> **Task prompt**
Repeat each line of the material exactly.

====== Provided information ======

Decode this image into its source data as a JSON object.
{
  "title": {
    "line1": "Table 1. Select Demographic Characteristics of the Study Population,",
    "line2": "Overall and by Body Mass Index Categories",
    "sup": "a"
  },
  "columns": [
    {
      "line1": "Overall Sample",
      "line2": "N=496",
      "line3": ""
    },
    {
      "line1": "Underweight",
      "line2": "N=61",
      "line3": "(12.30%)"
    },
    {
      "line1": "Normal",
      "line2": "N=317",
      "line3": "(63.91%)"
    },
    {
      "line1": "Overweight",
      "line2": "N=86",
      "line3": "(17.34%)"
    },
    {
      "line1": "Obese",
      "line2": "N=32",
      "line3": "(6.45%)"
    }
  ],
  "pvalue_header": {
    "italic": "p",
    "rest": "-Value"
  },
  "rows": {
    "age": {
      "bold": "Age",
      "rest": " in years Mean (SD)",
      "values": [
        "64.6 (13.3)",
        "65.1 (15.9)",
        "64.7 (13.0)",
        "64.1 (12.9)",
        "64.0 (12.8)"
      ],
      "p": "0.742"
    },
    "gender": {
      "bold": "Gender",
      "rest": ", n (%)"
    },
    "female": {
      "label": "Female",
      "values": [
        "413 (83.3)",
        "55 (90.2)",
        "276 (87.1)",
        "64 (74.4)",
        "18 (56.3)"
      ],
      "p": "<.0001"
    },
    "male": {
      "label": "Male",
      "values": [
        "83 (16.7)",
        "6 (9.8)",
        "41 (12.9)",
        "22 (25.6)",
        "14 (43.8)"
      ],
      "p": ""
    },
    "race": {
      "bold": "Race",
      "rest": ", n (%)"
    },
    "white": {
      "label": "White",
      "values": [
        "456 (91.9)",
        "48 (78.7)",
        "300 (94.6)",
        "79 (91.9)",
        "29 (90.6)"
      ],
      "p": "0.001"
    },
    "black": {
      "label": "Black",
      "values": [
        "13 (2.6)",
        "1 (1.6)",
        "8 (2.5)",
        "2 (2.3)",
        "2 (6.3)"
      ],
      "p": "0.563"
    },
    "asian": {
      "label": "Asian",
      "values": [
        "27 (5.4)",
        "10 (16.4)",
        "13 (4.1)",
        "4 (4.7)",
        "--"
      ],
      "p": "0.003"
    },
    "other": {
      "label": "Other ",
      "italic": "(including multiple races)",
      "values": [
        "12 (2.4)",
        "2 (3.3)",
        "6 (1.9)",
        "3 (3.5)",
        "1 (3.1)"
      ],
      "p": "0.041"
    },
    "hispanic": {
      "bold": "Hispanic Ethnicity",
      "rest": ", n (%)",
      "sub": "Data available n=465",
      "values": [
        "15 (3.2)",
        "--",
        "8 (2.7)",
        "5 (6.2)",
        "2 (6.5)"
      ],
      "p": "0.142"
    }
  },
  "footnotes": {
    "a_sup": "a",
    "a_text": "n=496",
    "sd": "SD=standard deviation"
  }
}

======

> **Completed task**
Decode this image into its source data as a JSON object.
{
  "title": {
    "line1": "Table 1. Select Demographic Characteristics of the Study Population,",
    "line2": "Overall and by Body Mass Index Categories",
    "sup": "a"
  },
  "columns": [
    {
      "line1": "Overall Sample",
      "line2": "N=496",
      "line3": ""
    },
    {
      "line1": "Underweight",
      "line2": "N=61",
      "line3": "(12.30%)"
    },
    {
      "line1": "Normal",
      "line2": "N=317",
      "line3": "(63.91%)"
    },
    {
      "line1": "Overweight",
      "line2": "N=86",
      "line3": "(17.34%)"
    },
    {
      "line1": "Obese",
      "line2": "N=32",
      "line3": "(6.45%)"
    }
  ],
  "pvalue_header": {
    "italic": "p",
    "rest": "-Value"
  },
  "rows": {
    "age": {
      "bold": "Age",
      "rest": " in years Mean (SD)",
      "values": [
        "64.6 (13.3)",
        "65.1 (15.9)",
        "64.7 (13.0)",
        "64.1 (12.9)",
        "64.0 (12.8)"
      ],
      "p": "0.742"
    },
    "gender": {
      "bold": "Gender",
      "rest": ", n (%)"
    },
    "female": {
      "label": "Female",
      "values": [
        "413 (83.3)",
        "55 (90.2)",
        "276 (87.1)",
        "64 (74.4)",
        "18 (56.3)"
      ],
      "p": "<.0001"
    },
    "male": {
      "label": "Male",
      "values": [
        "83 (16.7)",
        "6 (9.8)",
        "41 (12.9)",
        "22 (25.6)",
        "14 (43.8)"
      ],
      "p": ""
    },
    "race": {
      "bold": "Race",
      "rest": ", n (%)"
    },
    "white": {
      "label": "White",
      "values": [
        "456 (91.9)",
        "48 (78.7)",
        "300 (94.6)",
        "79 (91.9)",
        "29 (90.6)"
      ],
      "p": "0.001"
    },
    "black": {
      "label": "Black",
      "values": [
        "13 (2.6)",
        "1 (1.6)",
        "8 (2.5)",
        "2 (2.3)",
        "2 (6.3)"
      ],
      "p": "0.563"
    },
    "asian": {
      "label": "Asian",
      "values": [
        "27 (5.4)",
        "10 (16.4)",
        "13 (4.1)",
        "4 (4.7)",
        "--"
      ],
      "p": "0.003"
    },
    "other": {
      "label": "Other ",
      "italic": "(including multiple races)",
      "values": [
        "12 (2.4)",
        "2 (3.3)",
        "6 (1.9)",
        "3 (3.5)",
        "1 (3.1)"
      ],
      "p": "0.041"
    },
    "hispanic": {
      "bold": "Hispanic Ethnicity",
      "rest": ", n (%)",
      "sub": "Data available n=465",
      "values": [
        "15 (3.2)",
        "--",
        "8 (2.7)",
        "5 (6.2)",
        "2 (6.5)"
      ],
      "p": "0.142"
    }
  },
  "footnotes": {
    "a_sup": "a",
    "a_text": "n=496",
    "sd": "SD=standard deviation"
  }
}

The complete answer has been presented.